ASSIGNED TASK –
Please transcribe each of the records exactly as given.

Text content records for pages –
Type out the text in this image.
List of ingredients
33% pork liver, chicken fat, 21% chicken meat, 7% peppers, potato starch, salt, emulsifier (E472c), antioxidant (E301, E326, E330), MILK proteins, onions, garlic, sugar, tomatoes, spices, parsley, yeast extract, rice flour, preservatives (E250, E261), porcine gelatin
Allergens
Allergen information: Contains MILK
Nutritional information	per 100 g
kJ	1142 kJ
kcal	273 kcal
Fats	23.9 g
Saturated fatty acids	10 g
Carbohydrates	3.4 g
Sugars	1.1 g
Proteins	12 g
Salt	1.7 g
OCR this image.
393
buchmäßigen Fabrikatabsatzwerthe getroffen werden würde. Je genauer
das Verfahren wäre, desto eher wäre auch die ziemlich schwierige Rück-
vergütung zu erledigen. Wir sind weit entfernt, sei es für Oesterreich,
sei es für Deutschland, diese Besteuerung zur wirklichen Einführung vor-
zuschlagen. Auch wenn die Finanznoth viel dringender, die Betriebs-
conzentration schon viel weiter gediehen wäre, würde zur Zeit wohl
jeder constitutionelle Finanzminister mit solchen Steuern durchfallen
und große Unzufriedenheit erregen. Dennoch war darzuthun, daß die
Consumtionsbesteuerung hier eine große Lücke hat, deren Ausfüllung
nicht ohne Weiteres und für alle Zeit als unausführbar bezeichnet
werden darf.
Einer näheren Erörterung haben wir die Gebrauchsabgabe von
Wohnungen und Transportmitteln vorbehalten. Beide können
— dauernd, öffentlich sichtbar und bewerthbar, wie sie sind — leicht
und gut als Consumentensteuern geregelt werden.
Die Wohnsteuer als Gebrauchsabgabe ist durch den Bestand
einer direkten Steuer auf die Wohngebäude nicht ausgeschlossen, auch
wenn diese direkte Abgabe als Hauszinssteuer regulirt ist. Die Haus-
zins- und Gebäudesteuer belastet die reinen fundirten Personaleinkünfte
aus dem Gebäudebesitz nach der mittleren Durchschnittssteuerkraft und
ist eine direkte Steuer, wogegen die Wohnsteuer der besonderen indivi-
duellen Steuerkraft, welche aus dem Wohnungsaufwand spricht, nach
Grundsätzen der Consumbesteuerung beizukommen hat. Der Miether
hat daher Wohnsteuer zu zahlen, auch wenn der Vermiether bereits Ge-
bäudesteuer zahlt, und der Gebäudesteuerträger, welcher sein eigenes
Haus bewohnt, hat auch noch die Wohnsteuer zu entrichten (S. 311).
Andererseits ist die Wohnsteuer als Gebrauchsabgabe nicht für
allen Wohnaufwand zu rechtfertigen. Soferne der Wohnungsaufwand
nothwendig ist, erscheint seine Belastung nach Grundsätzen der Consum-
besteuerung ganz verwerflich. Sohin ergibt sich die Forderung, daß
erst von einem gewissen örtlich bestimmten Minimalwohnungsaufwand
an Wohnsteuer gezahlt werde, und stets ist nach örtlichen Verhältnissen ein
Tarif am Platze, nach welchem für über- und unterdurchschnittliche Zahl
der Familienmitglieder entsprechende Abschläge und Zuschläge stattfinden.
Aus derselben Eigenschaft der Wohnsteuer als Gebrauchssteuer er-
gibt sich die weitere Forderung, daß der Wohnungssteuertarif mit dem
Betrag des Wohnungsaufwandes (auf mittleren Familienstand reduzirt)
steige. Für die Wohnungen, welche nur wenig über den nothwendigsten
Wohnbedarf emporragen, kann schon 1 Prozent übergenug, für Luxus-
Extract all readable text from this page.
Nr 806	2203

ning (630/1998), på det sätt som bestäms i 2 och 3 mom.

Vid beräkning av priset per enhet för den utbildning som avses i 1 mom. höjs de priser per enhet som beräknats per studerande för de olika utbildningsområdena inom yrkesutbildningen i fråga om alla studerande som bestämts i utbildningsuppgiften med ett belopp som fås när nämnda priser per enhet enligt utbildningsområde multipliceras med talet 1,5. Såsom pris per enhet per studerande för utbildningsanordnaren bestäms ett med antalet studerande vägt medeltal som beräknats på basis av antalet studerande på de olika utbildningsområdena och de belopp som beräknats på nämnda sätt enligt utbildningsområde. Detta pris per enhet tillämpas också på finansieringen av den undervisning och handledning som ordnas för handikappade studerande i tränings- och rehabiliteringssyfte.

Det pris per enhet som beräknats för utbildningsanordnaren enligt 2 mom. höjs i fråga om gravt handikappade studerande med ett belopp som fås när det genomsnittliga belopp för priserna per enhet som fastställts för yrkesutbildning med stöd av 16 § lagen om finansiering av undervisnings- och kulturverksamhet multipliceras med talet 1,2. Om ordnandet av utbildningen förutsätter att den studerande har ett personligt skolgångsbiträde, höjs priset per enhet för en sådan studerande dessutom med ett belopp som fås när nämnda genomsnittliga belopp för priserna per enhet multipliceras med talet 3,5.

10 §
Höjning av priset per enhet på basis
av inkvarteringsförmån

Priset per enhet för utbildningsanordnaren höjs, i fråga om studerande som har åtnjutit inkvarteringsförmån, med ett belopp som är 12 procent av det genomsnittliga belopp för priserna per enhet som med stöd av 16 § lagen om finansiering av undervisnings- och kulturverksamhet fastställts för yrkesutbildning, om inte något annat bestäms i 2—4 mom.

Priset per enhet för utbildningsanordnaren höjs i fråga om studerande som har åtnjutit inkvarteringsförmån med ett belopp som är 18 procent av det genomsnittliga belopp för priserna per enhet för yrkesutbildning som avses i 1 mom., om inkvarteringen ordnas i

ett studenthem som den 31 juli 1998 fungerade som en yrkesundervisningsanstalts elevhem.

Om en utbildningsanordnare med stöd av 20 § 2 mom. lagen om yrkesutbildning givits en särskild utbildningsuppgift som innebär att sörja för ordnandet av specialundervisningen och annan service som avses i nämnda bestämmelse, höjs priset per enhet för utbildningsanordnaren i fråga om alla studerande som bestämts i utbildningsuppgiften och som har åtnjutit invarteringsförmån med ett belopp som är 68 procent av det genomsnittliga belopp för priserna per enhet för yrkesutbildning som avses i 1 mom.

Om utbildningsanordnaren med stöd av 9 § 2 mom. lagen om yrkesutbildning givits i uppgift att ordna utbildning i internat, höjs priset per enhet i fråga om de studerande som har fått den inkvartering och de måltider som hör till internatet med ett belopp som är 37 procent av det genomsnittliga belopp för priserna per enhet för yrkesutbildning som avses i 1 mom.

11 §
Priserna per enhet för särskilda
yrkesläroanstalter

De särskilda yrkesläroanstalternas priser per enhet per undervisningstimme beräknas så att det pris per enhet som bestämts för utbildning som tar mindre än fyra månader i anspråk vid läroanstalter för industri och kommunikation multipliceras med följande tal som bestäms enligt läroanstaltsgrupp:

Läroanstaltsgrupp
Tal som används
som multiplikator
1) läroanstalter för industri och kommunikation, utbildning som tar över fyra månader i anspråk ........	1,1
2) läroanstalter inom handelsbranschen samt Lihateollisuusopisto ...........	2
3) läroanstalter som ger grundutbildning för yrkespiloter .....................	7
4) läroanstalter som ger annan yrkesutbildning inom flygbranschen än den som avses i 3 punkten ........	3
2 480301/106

ANSWER TO THIS TASK –
Type out the text in this image.
List of ingredients
33% pork liver, chicken fat, 21% chicken meat, 7% peppers, potato starch, salt, emulsifier (E472c), antioxidant (E301, E326, E330), MILK proteins, onions, garlic, sugar, tomatoes, spices, parsley, yeast extract, rice flour, preservatives (E250, E261), porcine gelatin
Allergens
Allergen information: Contains MILK
Nutritional information	per 100 g
kJ	1142 kJ
kcal	273 kcal
Fats	23.9 g
Saturated fatty acids	10 g
Carbohydrates	3.4 g
Sugars	1.1 g
Proteins	12 g
Salt	1.7 g
OCR this image.
393
buchmäßigen Fabrikatabsatzwerthe getroffen werden würde. Je genauer
das Verfahren wäre, desto eher wäre auch die ziemlich schwierige Rück-
vergütung zu erledigen. Wir sind weit entfernt, sei es für Oesterreich,
sei es für Deutschland, diese Besteuerung zur wirklichen Einführung vor-
zuschlagen. Auch wenn die Finanznoth viel dringender, die Betriebs-
conzentration schon viel weiter gediehen wäre, würde zur Zeit wohl
jeder constitutionelle Finanzminister mit solchen Steuern durchfallen
und große Unzufriedenheit erregen. Dennoch war darzuthun, daß die
Consumtionsbesteuerung hier eine große Lücke hat, deren Ausfüllung
nicht ohne Weiteres und für alle Zeit als unausführbar bezeichnet
werden darf.
Einer näheren Erörterung haben wir die Gebrauchsabgabe von
Wohnungen und Transportmitteln vorbehalten. Beide können
— dauernd, öffentlich sichtbar und bewerthbar, wie sie sind — leicht
und gut als Consumentensteuern geregelt werden.
Die Wohnsteuer als Gebrauchsabgabe ist durch den Bestand
einer direkten Steuer auf die Wohngebäude nicht ausgeschlossen, auch
wenn diese direkte Abgabe als Hauszinssteuer regulirt ist. Die Haus-
zins- und Gebäudesteuer belastet die reinen fundirten Personaleinkünfte
aus dem Gebäudebesitz nach der mittleren Durchschnittssteuerkraft und
ist eine direkte Steuer, wogegen die Wohnsteuer der besonderen indivi-
duellen Steuerkraft, welche aus dem Wohnungsaufwand spricht, nach
Grundsätzen der Consumbesteuerung beizukommen hat. Der Miether
hat daher Wohnsteuer zu zahlen, auch wenn der Vermiether bereits Ge-
bäudesteuer zahlt, und der Gebäudesteuerträger, welcher sein eigenes
Haus bewohnt, hat auch noch die Wohnsteuer zu entrichten (S. 311).
Andererseits ist die Wohnsteuer als Gebrauchsabgabe nicht für
allen Wohnaufwand zu rechtfertigen. Soferne der Wohnungsaufwand
nothwendig ist, erscheint seine Belastung nach Grundsätzen der Consum-
besteuerung ganz verwerflich. Sohin ergibt sich die Forderung, daß
erst von einem gewissen örtlich bestimmten Minimalwohnungsaufwand
an Wohnsteuer gezahlt werde, und stets ist nach örtlichen Verhältnissen ein
Tarif am Platze, nach welchem für über- und unterdurchschnittliche Zahl
der Familienmitglieder entsprechende Abschläge und Zuschläge stattfinden.
Aus derselben Eigenschaft der Wohnsteuer als Gebrauchssteuer er-
gibt sich die weitere Forderung, daß der Wohnungssteuertarif mit dem
Betrag des Wohnungsaufwandes (auf mittleren Familienstand reduzirt)
steige. Für die Wohnungen, welche nur wenig über den nothwendigsten
Wohnbedarf emporragen, kann schon 1 Prozent übergenug, für Luxus-
Extract all readable text from this page.
Nr 806	2203

ning (630/1998), på det sätt som bestäms i 2 och 3 mom.

Vid beräkning av priset per enhet för den utbildning som avses i 1 mom. höjs de priser per enhet som beräknats per studerande för de olika utbildningsområdena inom yrkesutbildningen i fråga om alla studerande som bestämts i utbildningsuppgiften med ett belopp som fås när nämnda priser per enhet enligt utbildningsområde multipliceras med talet 1,5. Såsom pris per enhet per studerande för utbildningsanordnaren bestäms ett med antalet studerande vägt medeltal som beräknats på basis av antalet studerande på de olika utbildningsområdena och de belopp som beräknats på nämnda sätt enligt utbildningsområde. Detta pris per enhet tillämpas också på finansieringen av den undervisning och handledning som ordnas för handikappade studerande i tränings- och rehabiliteringssyfte.

Det pris per enhet som beräknats för utbildningsanordnaren enligt 2 mom. höjs i fråga om gravt handikappade studerande med ett belopp som fås när det genomsnittliga belopp för priserna per enhet som fastställts för yrkesutbildning med stöd av 16 § lagen om finansiering av undervisnings- och kulturverksamhet multipliceras med talet 1,2. Om ordnandet av utbildningen förutsätter att den studerande har ett personligt skolgångsbiträde, höjs priset per enhet för en sådan studerande dessutom med ett belopp som fås när nämnda genomsnittliga belopp för priserna per enhet multipliceras med talet 3,5.

10 §
Höjning av priset per enhet på basis
av inkvarteringsförmån

Priset per enhet för utbildningsanordnaren höjs, i fråga om studerande som har åtnjutit inkvarteringsförmån, med ett belopp som är 12 procent av det genomsnittliga belopp för priserna per enhet som med stöd av 16 § lagen om finansiering av undervisnings- och kulturverksamhet fastställts för yrkesutbildning, om inte något annat bestäms i 2—4 mom.

Priset per enhet för utbildningsanordnaren höjs i fråga om studerande som har åtnjutit inkvarteringsförmån med ett belopp som är 18 procent av det genomsnittliga belopp för priserna per enhet för yrkesutbildning som avses i 1 mom., om inkvarteringen ordnas i

ett studenthem som den 31 juli 1998 fungerade som en yrkesundervisningsanstalts elevhem.

Om en utbildningsanordnare med stöd av 20 § 2 mom. lagen om yrkesutbildning givits en särskild utbildningsuppgift som innebär att sörja för ordnandet av specialundervisningen och annan service som avses i nämnda bestämmelse, höjs priset per enhet för utbildningsanordnaren i fråga om alla studerande som bestämts i utbildningsuppgiften och som har åtnjutit invarteringsförmån med ett belopp som är 68 procent av det genomsnittliga belopp för priserna per enhet för yrkesutbildning som avses i 1 mom.

Om utbildningsanordnaren med stöd av 9 § 2 mom. lagen om yrkesutbildning givits i uppgift att ordna utbildning i internat, höjs priset per enhet i fråga om de studerande som har fått den inkvartering och de måltider som hör till internatet med ett belopp som är 37 procent av det genomsnittliga belopp för priserna per enhet för yrkesutbildning som avses i 1 mom.

11 §
Priserna per enhet för särskilda
yrkesläroanstalter

De särskilda yrkesläroanstalternas priser per enhet per undervisningstimme beräknas så att det pris per enhet som bestämts för utbildning som tar mindre än fyra månader i anspråk vid läroanstalter för industri och kommunikation multipliceras med följande tal som bestäms enligt läroanstaltsgrupp:

Läroanstaltsgrupp
Tal som används
som multiplikator
1) läroanstalter för industri och kommunikation, utbildning som tar över fyra månader i anspråk ........	1,1
2) läroanstalter inom handelsbranschen samt Lihateollisuusopisto ...........	2
3) läroanstalter som ger grundutbildning för yrkespiloter .....................	7
4) läroanstalter som ger annan yrkesutbildning inom flygbranschen än den som avses i 3 punkten ........	3
2 480301/106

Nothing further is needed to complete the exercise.